(What you have to do):
Exactly as they appear, output all of the entries.

(Material for this exercise):
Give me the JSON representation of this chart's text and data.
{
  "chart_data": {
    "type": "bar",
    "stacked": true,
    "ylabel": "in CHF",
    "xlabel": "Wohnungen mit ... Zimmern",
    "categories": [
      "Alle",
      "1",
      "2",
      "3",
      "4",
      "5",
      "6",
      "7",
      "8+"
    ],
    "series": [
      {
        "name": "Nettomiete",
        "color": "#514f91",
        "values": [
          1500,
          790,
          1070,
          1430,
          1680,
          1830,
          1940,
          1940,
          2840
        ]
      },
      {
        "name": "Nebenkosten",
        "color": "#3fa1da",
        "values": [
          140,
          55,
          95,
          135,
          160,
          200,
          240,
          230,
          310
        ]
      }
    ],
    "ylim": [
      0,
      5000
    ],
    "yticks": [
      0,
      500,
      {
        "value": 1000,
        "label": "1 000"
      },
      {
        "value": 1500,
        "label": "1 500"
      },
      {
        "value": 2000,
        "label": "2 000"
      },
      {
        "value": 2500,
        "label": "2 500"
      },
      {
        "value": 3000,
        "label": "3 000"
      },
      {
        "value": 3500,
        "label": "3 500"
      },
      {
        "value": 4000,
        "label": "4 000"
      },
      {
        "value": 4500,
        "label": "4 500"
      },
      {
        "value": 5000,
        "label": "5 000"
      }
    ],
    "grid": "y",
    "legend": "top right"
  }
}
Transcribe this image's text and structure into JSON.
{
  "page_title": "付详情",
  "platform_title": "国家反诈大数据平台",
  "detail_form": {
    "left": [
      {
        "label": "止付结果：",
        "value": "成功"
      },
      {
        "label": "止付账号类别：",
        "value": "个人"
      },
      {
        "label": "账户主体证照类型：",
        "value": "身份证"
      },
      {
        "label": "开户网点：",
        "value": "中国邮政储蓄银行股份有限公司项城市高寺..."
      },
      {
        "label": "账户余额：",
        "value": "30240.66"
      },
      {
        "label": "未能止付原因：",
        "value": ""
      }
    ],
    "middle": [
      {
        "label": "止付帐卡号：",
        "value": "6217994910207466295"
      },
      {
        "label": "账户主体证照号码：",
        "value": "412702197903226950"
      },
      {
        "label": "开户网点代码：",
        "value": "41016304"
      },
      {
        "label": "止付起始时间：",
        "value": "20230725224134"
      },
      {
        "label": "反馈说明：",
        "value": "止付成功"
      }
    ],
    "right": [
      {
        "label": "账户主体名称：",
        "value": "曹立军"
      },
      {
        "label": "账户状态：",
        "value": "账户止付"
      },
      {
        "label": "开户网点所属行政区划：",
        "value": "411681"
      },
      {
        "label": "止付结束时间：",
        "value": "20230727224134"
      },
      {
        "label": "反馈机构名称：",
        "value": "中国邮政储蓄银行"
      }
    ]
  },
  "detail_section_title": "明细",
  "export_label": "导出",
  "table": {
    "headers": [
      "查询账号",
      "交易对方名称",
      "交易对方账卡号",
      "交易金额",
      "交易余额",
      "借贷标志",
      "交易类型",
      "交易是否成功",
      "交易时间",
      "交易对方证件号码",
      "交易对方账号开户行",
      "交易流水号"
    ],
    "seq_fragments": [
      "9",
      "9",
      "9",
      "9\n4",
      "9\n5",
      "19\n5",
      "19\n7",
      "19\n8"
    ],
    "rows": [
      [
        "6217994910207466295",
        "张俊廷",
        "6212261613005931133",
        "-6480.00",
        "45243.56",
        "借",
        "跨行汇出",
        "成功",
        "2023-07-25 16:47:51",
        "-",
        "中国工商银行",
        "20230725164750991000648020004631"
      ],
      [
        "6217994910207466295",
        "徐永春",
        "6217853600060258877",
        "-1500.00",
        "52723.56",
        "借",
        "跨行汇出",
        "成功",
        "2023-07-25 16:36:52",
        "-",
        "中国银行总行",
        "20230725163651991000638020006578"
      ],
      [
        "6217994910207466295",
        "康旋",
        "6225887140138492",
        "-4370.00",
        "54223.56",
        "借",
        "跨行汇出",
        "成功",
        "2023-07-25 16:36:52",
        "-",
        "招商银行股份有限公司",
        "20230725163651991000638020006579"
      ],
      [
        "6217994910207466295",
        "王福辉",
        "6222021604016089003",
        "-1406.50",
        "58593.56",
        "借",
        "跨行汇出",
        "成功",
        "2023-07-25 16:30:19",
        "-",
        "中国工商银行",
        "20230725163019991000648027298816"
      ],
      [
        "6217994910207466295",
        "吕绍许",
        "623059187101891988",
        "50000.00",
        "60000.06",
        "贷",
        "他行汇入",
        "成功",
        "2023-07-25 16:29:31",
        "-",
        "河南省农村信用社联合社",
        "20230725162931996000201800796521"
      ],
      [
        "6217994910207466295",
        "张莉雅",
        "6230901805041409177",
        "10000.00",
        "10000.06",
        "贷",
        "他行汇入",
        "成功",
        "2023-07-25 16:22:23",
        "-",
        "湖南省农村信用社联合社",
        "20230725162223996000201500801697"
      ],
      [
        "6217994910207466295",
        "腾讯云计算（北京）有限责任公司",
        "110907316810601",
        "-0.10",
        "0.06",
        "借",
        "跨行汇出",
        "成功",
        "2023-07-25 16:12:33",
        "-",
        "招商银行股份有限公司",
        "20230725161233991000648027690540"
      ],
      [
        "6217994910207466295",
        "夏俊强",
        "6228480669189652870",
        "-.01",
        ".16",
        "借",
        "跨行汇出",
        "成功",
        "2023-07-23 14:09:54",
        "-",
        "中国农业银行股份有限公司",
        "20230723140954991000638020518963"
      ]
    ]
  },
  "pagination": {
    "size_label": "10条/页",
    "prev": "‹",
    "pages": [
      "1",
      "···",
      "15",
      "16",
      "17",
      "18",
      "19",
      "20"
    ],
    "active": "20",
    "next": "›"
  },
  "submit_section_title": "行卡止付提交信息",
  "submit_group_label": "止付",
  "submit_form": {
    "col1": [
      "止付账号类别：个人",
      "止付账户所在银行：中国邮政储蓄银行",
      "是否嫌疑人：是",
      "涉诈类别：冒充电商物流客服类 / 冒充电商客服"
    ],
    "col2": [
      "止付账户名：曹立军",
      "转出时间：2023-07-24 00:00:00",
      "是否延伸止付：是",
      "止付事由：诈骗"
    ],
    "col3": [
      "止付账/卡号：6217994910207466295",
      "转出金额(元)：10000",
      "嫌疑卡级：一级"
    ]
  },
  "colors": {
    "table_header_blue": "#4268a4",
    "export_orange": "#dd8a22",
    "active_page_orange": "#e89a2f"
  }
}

(Solution to the problem):
Give me the JSON representation of this chart's text and data.
{
  "chart_data": {
    "type": "bar",
    "stacked": true,
    "ylabel": "in CHF",
    "xlabel": "Wohnungen mit ... Zimmern",
    "categories": [
      "Alle",
      "1",
      "2",
      "3",
      "4",
      "5",
      "6",
      "7",
      "8+"
    ],
    "series": [
      {
        "name": "Nettomiete",
        "color": "#514f91",
        "values": [
          1500,
          790,
          1070,
          1430,
          1680,
          1830,
          1940,
          1940,
          2840
        ]
      },
      {
        "name": "Nebenkosten",
        "color": "#3fa1da",
        "values": [
          140,
          55,
          95,
          135,
          160,
          200,
          240,
          230,
          310
        ]
      }
    ],
    "ylim": [
      0,
      5000
    ],
    "yticks": [
      0,
      500,
      {
        "value": 1000,
        "label": "1 000"
      },
      {
        "value": 1500,
        "label": "1 500"
      },
      {
        "value": 2000,
        "label": "2 000"
      },
      {
        "value": 2500,
        "label": "2 500"
      },
      {
        "value": 3000,
        "label": "3 000"
      },
      {
        "value": 3500,
        "label": "3 500"
      },
      {
        "value": 4000,
        "label": "4 000"
      },
      {
        "value": 4500,
        "label": "4 500"
      },
      {
        "value": 5000,
        "label": "5 000"
      }
    ],
    "grid": "y",
    "legend": "top right"
  }
}
Transcribe this image's text and structure into JSON.
{
  "page_title": "付详情",
  "platform_title": "国家反诈大数据平台",
  "detail_form": {
    "left": [
      {
        "label": "止付结果：",
        "value": "成功"
      },
      {
        "label": "止付账号类别：",
        "value": "个人"
      },
      {
        "label": "账户主体证照类型：",
        "value": "身份证"
      },
      {
        "label": "开户网点：",
        "value": "中国邮政储蓄银行股份有限公司项城市高寺..."
      },
      {
        "label": "账户余额：",
        "value": "30240.66"
      },
      {
        "label": "未能止付原因：",
        "value": ""
      }
    ],
    "middle": [
      {
        "label": "止付帐卡号：",
        "value": "6217994910207466295"
      },
      {
        "label": "账户主体证照号码：",
        "value": "412702197903226950"
      },
      {
        "label": "开户网点代码：",
        "value": "41016304"
      },
      {
        "label": "止付起始时间：",
        "value": "20230725224134"
      },
      {
        "label": "反馈说明：",
        "value": "止付成功"
      }
    ],
    "right": [
      {
        "label": "账户主体名称：",
        "value": "曹立军"
      },
      {
        "label": "账户状态：",
        "value": "账户止付"
      },
      {
        "label": "开户网点所属行政区划：",
        "value": "411681"
      },
      {
        "label": "止付结束时间：",
        "value": "20230727224134"
      },
      {
        "label": "反馈机构名称：",
        "value": "中国邮政储蓄银行"
      }
    ]
  },
  "detail_section_title": "明细",
  "export_label": "导出",
  "table": {
    "headers": [
      "查询账号",
      "交易对方名称",
      "交易对方账卡号",
      "交易金额",
      "交易余额",
      "借贷标志",
      "交易类型",
      "交易是否成功",
      "交易时间",
      "交易对方证件号码",
      "交易对方账号开户行",
      "交易流水号"
    ],
    "seq_fragments": [
      "9",
      "9",
      "9",
      "9\n4",
      "9\n5",
      "19\n5",
      "19\n7",
      "19\n8"
    ],
    "rows": [
      [
        "6217994910207466295",
        "张俊廷",
        "6212261613005931133",
        "-6480.00",
        "45243.56",
        "借",
        "跨行汇出",
        "成功",
        "2023-07-25 16:47:51",
        "-",
        "中国工商银行",
        "20230725164750991000648020004631"
      ],
      [
        "6217994910207466295",
        "徐永春",
        "6217853600060258877",
        "-1500.00",
        "52723.56",
        "借",
        "跨行汇出",
        "成功",
        "2023-07-25 16:36:52",
        "-",
        "中国银行总行",
        "20230725163651991000638020006578"
      ],
      [
        "6217994910207466295",
        "康旋",
        "6225887140138492",
        "-4370.00",
        "54223.56",
        "借",
        "跨行汇出",
        "成功",
        "2023-07-25 16:36:52",
        "-",
        "招商银行股份有限公司",
        "20230725163651991000638020006579"
      ],
      [
        "6217994910207466295",
        "王福辉",
        "6222021604016089003",
        "-1406.50",
        "58593.56",
        "借",
        "跨行汇出",
        "成功",
        "2023-07-25 16:30:19",
        "-",
        "中国工商银行",
        "20230725163019991000648027298816"
      ],
      [
        "6217994910207466295",
        "吕绍许",
        "623059187101891988",
        "50000.00",
        "60000.06",
        "贷",
        "他行汇入",
        "成功",
        "2023-07-25 16:29:31",
        "-",
        "河南省农村信用社联合社",
        "20230725162931996000201800796521"
      ],
      [
        "6217994910207466295",
        "张莉雅",
        "6230901805041409177",
        "10000.00",
        "10000.06",
        "贷",
        "他行汇入",
        "成功",
        "2023-07-25 16:22:23",
        "-",
        "湖南省农村信用社联合社",
        "20230725162223996000201500801697"
      ],
      [
        "6217994910207466295",
        "腾讯云计算（北京）有限责任公司",
        "110907316810601",
        "-0.10",
        "0.06",
        "借",
        "跨行汇出",
        "成功",
        "2023-07-25 16:12:33",
        "-",
        "招商银行股份有限公司",
        "20230725161233991000648027690540"
      ],
      [
        "6217994910207466295",
        "夏俊强",
        "6228480669189652870",
        "-.01",
        ".16",
        "借",
        "跨行汇出",
        "成功",
        "2023-07-23 14:09:54",
        "-",
        "中国农业银行股份有限公司",
        "20230723140954991000638020518963"
      ]
    ]
  },
  "pagination": {
    "size_label": "10条/页",
    "prev": "‹",
    "pages": [
      "1",
      "···",
      "15",
      "16",
      "17",
      "18",
      "19",
      "20"
    ],
    "active": "20",
    "next": "›"
  },
  "submit_section_title": "行卡止付提交信息",
  "submit_group_label": "止付",
  "submit_form": {
    "col1": [
      "止付账号类别：个人",
      "止付账户所在银行：中国邮政储蓄银行",
      "是否嫌疑人：是",
      "涉诈类别：冒充电商物流客服类 / 冒充电商客服"
    ],
    "col2": [
      "止付账户名：曹立军",
      "转出时间：2023-07-24 00:00:00",
      "是否延伸止付：是",
      "止付事由：诈骗"
    ],
    "col3": [
      "止付账/卡号：6217994910207466295",
      "转出金额(元)：10000",
      "嫌疑卡级：一级"
    ]
  },
  "colors": {
    "table_header_blue": "#4268a4",
    "export_orange": "#dd8a22",
    "active_page_orange": "#e89a2f"
  }
}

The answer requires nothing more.